• PROBLEM DETAILS: Retype exactly the lines from the line with "Decode this image" to the end of the data, keeping both boundary lines.

• DATASET:
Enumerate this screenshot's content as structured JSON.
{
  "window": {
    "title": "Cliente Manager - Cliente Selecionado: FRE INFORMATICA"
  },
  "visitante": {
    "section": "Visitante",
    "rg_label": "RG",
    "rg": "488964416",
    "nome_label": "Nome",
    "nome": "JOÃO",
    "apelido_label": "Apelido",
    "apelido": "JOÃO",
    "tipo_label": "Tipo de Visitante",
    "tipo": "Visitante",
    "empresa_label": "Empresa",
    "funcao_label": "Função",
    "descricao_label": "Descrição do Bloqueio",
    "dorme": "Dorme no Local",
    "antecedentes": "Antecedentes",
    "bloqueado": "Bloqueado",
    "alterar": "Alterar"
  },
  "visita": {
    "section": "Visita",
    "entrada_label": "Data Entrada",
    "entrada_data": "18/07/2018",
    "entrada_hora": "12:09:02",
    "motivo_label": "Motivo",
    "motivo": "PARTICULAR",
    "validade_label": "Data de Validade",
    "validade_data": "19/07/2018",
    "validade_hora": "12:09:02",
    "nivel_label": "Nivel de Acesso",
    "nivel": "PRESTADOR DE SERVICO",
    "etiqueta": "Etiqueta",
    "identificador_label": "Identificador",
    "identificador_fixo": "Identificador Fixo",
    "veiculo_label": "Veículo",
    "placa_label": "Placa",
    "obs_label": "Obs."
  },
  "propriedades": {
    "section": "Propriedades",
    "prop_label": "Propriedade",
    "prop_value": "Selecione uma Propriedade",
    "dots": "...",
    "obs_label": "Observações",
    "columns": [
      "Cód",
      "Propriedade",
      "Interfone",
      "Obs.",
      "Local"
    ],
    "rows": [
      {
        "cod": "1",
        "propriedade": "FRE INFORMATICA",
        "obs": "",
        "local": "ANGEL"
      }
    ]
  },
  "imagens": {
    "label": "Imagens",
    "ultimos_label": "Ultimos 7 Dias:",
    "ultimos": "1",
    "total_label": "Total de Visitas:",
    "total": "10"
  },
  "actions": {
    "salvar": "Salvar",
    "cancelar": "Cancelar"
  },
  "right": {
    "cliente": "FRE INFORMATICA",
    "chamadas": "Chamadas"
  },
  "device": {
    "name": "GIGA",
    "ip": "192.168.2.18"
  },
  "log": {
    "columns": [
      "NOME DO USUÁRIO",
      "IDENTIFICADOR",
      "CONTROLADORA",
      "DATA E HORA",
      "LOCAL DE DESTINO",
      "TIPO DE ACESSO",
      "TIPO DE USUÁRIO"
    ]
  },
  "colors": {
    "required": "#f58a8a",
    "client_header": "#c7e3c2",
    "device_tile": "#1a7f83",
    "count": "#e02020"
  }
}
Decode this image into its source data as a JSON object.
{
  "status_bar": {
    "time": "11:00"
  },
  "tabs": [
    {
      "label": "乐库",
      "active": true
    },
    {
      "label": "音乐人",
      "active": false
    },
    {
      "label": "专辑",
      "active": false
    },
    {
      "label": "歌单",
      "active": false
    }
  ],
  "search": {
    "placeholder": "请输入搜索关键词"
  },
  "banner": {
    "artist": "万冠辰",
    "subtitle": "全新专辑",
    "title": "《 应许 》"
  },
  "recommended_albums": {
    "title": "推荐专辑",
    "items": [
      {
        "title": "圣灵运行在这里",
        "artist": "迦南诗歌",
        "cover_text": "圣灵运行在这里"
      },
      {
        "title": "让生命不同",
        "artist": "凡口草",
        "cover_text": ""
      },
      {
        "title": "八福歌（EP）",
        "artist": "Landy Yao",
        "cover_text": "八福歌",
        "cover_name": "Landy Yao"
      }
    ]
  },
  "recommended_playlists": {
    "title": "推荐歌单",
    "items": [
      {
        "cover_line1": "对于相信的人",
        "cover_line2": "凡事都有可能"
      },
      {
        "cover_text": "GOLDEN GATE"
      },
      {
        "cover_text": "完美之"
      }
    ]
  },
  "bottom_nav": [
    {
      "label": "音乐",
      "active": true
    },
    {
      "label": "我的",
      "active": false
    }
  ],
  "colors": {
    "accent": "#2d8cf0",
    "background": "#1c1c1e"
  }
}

• OUTPUT FOR THIS TASK:
Decode this image into its source data as a JSON object.
{
  "status_bar": {
    "time": "11:00"
  },
  "tabs": [
    {
      "label": "乐库",
      "active": true
    },
    {
      "label": "音乐人",
      "active": false
    },
    {
      "label": "专辑",
      "active": false
    },
    {
      "label": "歌单",
      "active": false
    }
  ],
  "search": {
    "placeholder": "请输入搜索关键词"
  },
  "banner": {
    "artist": "万冠辰",
    "subtitle": "全新专辑",
    "title": "《 应许 》"
  },
  "recommended_albums": {
    "title": "推荐专辑",
    "items": [
      {
        "title": "圣灵运行在这里",
        "artist": "迦南诗歌",
        "cover_text": "圣灵运行在这里"
      },
      {
        "title": "让生命不同",
        "artist": "凡口草",
        "cover_text": ""
      },
      {
        "title": "八福歌（EP）",
        "artist": "Landy Yao",
        "cover_text": "八福歌",
        "cover_name": "Landy Yao"
      }
    ]
  },
  "recommended_playlists": {
    "title": "推荐歌单",
    "items": [
      {
        "cover_line1": "对于相信的人",
        "cover_line2": "凡事都有可能"
      },
      {
        "cover_text": "GOLDEN GATE"
      },
      {
        "cover_text": "完美之"
      }
    ]
  },
  "bottom_nav": [
    {
      "label": "音乐",
      "active": true
    },
    {
      "label": "我的",
      "active": false
    }
  ],
  "colors": {
    "accent": "#2d8cf0",
    "background": "#1c1c1e"
  }
}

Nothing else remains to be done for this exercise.